| Exercise instructions |
Copy out every line exactly, passing over the pictures.

| Records supplied |
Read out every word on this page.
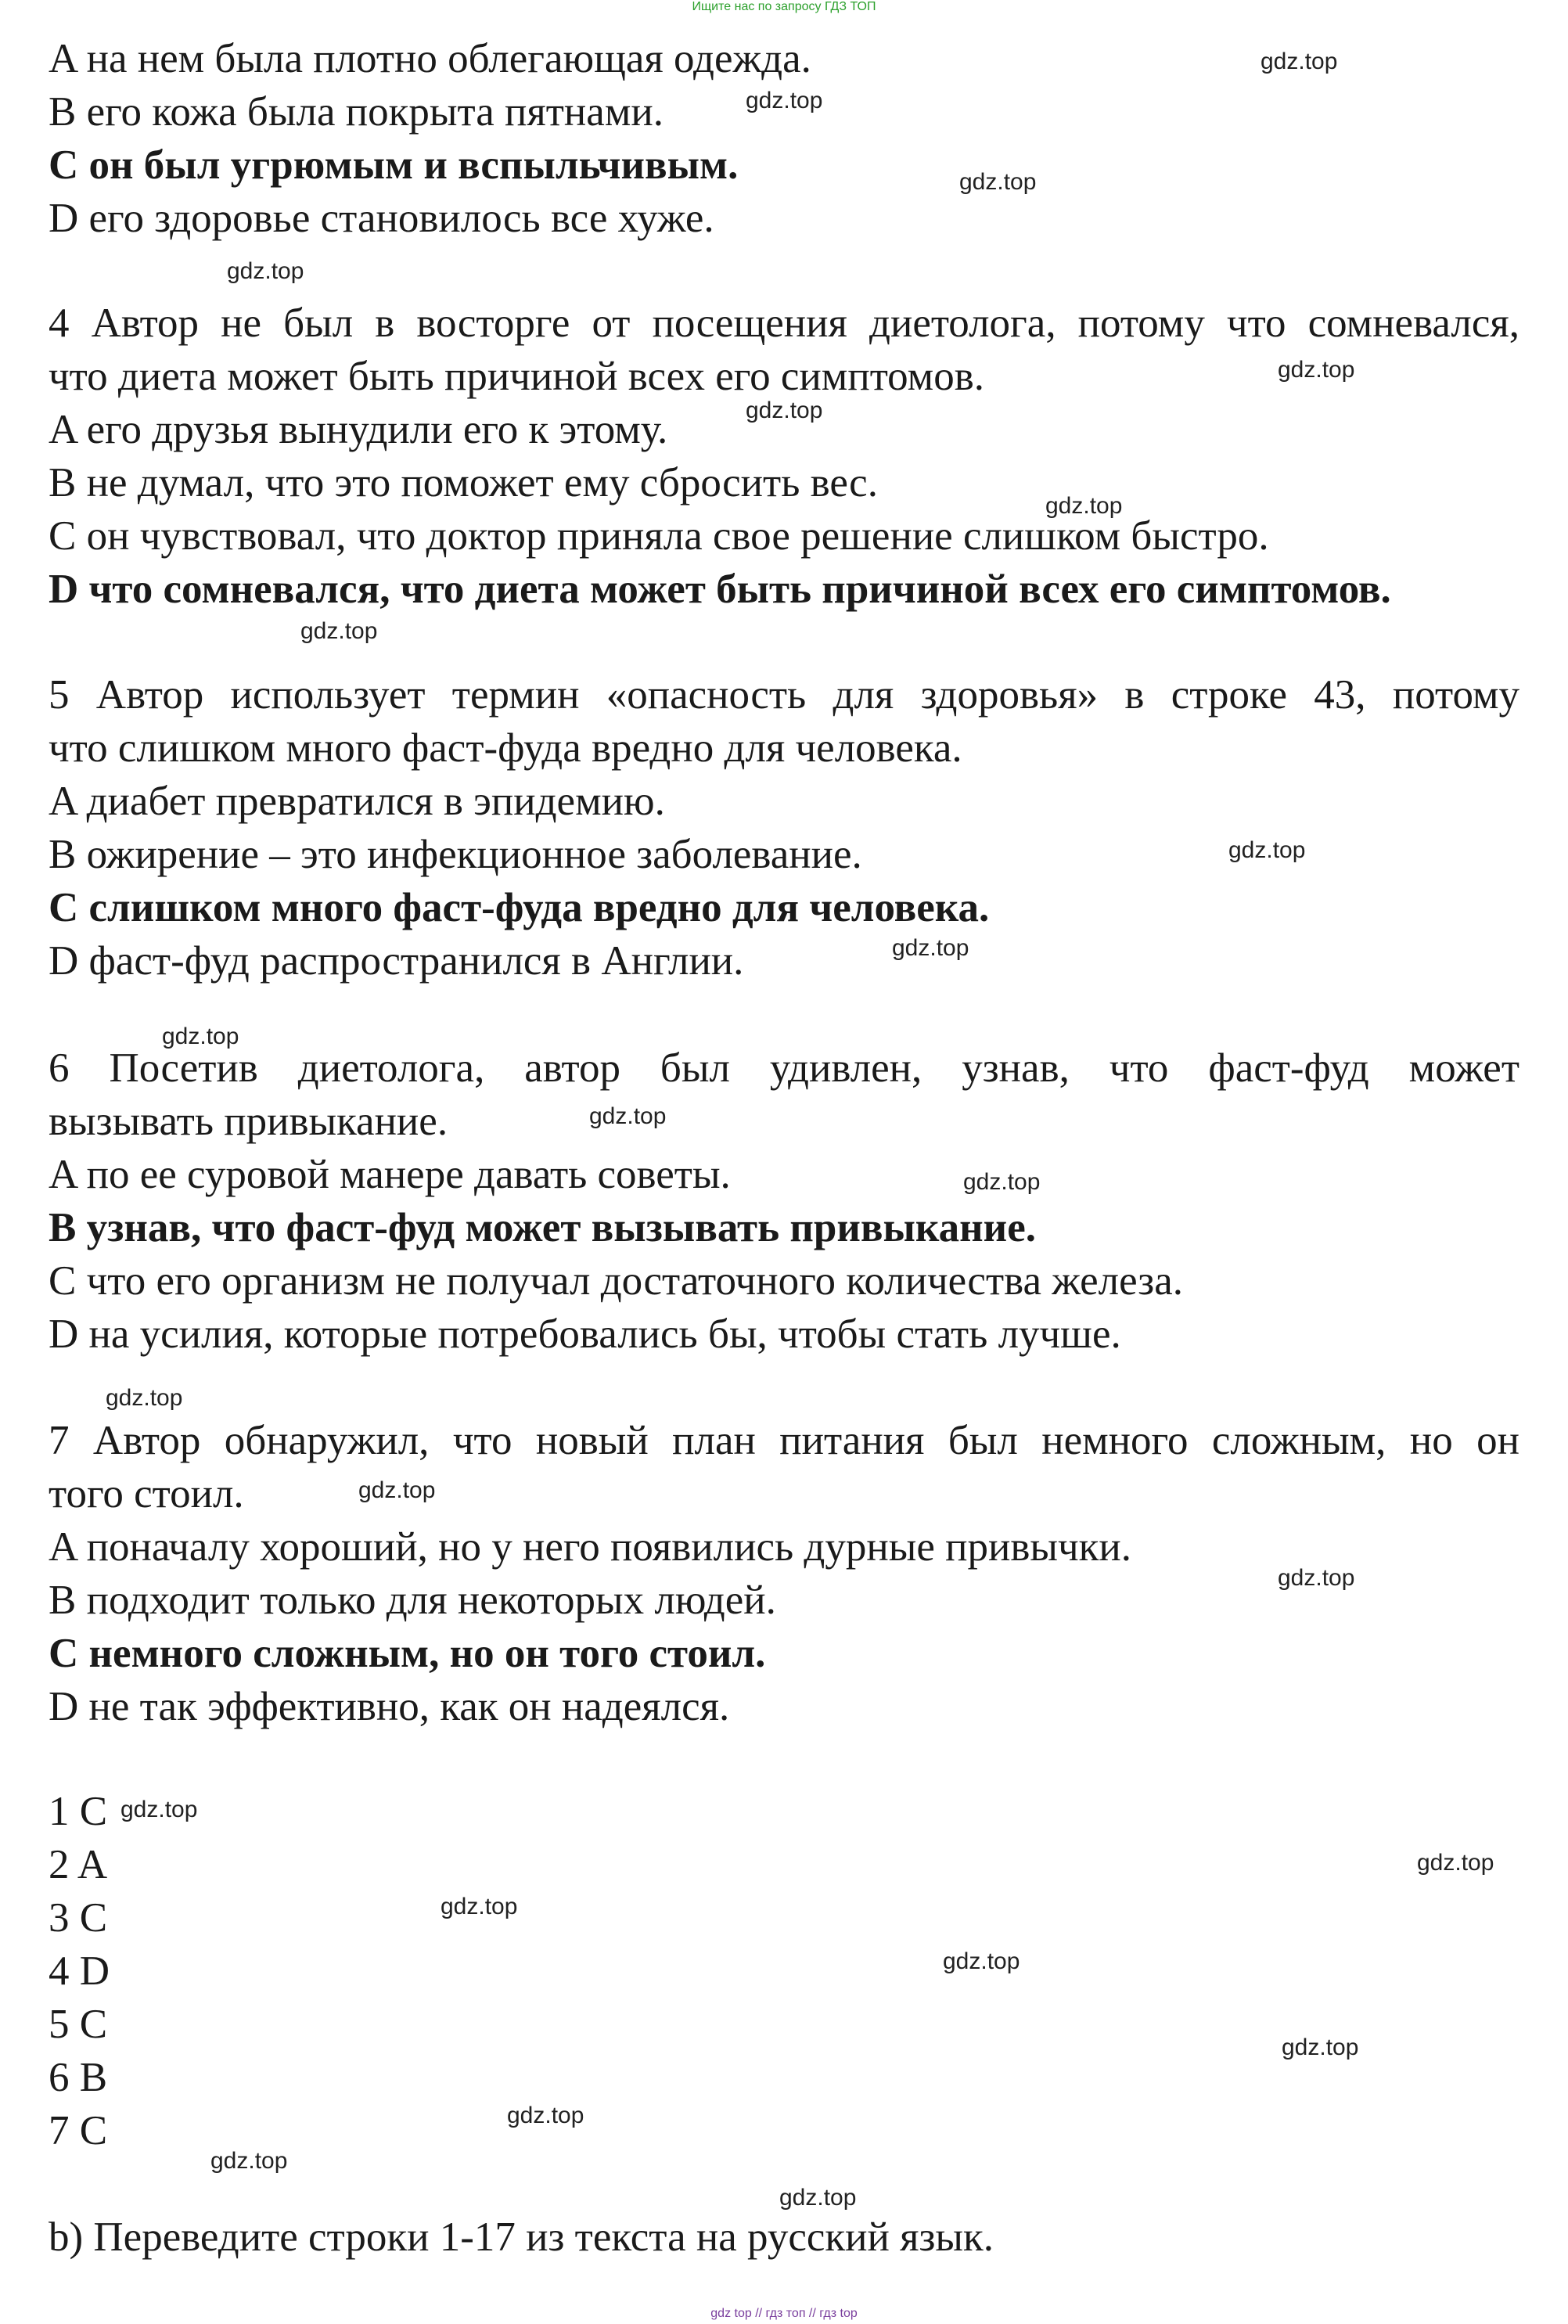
Ищите нас по запросу ГДЗ ТОП
A на нем была плотно облегающая одежда.
B его кожа была покрыта пятнами.
C он был угрюмым и вспыльчивым.
D его здоровье становилось все хуже.
4 Автор не был в восторге от посещения диетолога, потому что сомневался,
что диета может быть причиной всех его симптомов.
A его друзья вынудили его к этому.
B не думал, что это поможет ему сбросить вес.
C он чувствовал, что доктор приняла свое решение слишком быстро.
D что сомневался, что диета может быть причиной всех его симптомов.
5 Автор использует термин «опасность для здоровья» в строке 43, потому
что слишком много фаст-фуда вредно для человека.
A диабет превратился в эпидемию.
B ожирение – это инфекционное заболевание.
C слишком много фаст-фуда вредно для человека.
D фаст-фуд распространился в Англии.
6 Посетив диетолога, автор был удивлен, узнав, что фаст-фуд может
вызывать привыкание.
A по ее суровой манере давать советы.
B узнав, что фаст-фуд может вызывать привыкание.
C что его организм не получал достаточного количества железа.
D на усилия, которые потребовались бы, чтобы стать лучше.
7 Автор обнаружил, что новый план питания был немного сложным, но он
того стоил.
A поначалу хороший, но у него появились дурные привычки.
B подходит только для некоторых людей.
C немного сложным, но он того стоил.
D не так эффективно, как он надеялся.
1 C
2 A
3 C
4 D
5 C
6 B
7 C
b) Переведите строки 1-17 из текста на русский язык.
gdz.top
gdz.top
gdz.top
gdz.top
gdz.top
gdz.top
gdz.top
gdz.top
gdz.top
gdz.top
gdz.top
gdz.top
gdz.top
gdz.top
gdz.top
gdz.top
gdz.top
gdz.top
gdz.top
gdz.top
gdz.top
gdz.top
gdz.top
gdz.top
gdz top // гдз топ // гдз top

| Output for this task |
Read out every word on this page.
Ищите нас по запросу ГДЗ ТОП
A на нем была плотно облегающая одежда.
B его кожа была покрыта пятнами.
C он был угрюмым и вспыльчивым.
D его здоровье становилось все хуже.
4 Автор не был в восторге от посещения диетолога, потому что сомневался,
что диета может быть причиной всех его симптомов.
A его друзья вынудили его к этому.
B не думал, что это поможет ему сбросить вес.
C он чувствовал, что доктор приняла свое решение слишком быстро.
D что сомневался, что диета может быть причиной всех его симптомов.
5 Автор использует термин «опасность для здоровья» в строке 43, потому
что слишком много фаст-фуда вредно для человека.
A диабет превратился в эпидемию.
B ожирение – это инфекционное заболевание.
C слишком много фаст-фуда вредно для человека.
D фаст-фуд распространился в Англии.
6 Посетив диетолога, автор был удивлен, узнав, что фаст-фуд может
вызывать привыкание.
A по ее суровой манере давать советы.
B узнав, что фаст-фуд может вызывать привыкание.
C что его организм не получал достаточного количества железа.
D на усилия, которые потребовались бы, чтобы стать лучше.
7 Автор обнаружил, что новый план питания был немного сложным, но он
того стоил.
A поначалу хороший, но у него появились дурные привычки.
B подходит только для некоторых людей.
C немного сложным, но он того стоил.
D не так эффективно, как он надеялся.
1 C
2 A
3 C
4 D
5 C
6 B
7 C
b) Переведите строки 1-17 из текста на русский язык.
gdz.top
gdz.top
gdz.top
gdz.top
gdz.top
gdz.top
gdz.top
gdz.top
gdz.top
gdz.top
gdz.top
gdz.top
gdz.top
gdz.top
gdz.top
gdz.top
gdz.top
gdz.top
gdz.top
gdz.top
gdz.top
gdz.top
gdz.top
gdz.top
gdz top // гдз топ // гдз top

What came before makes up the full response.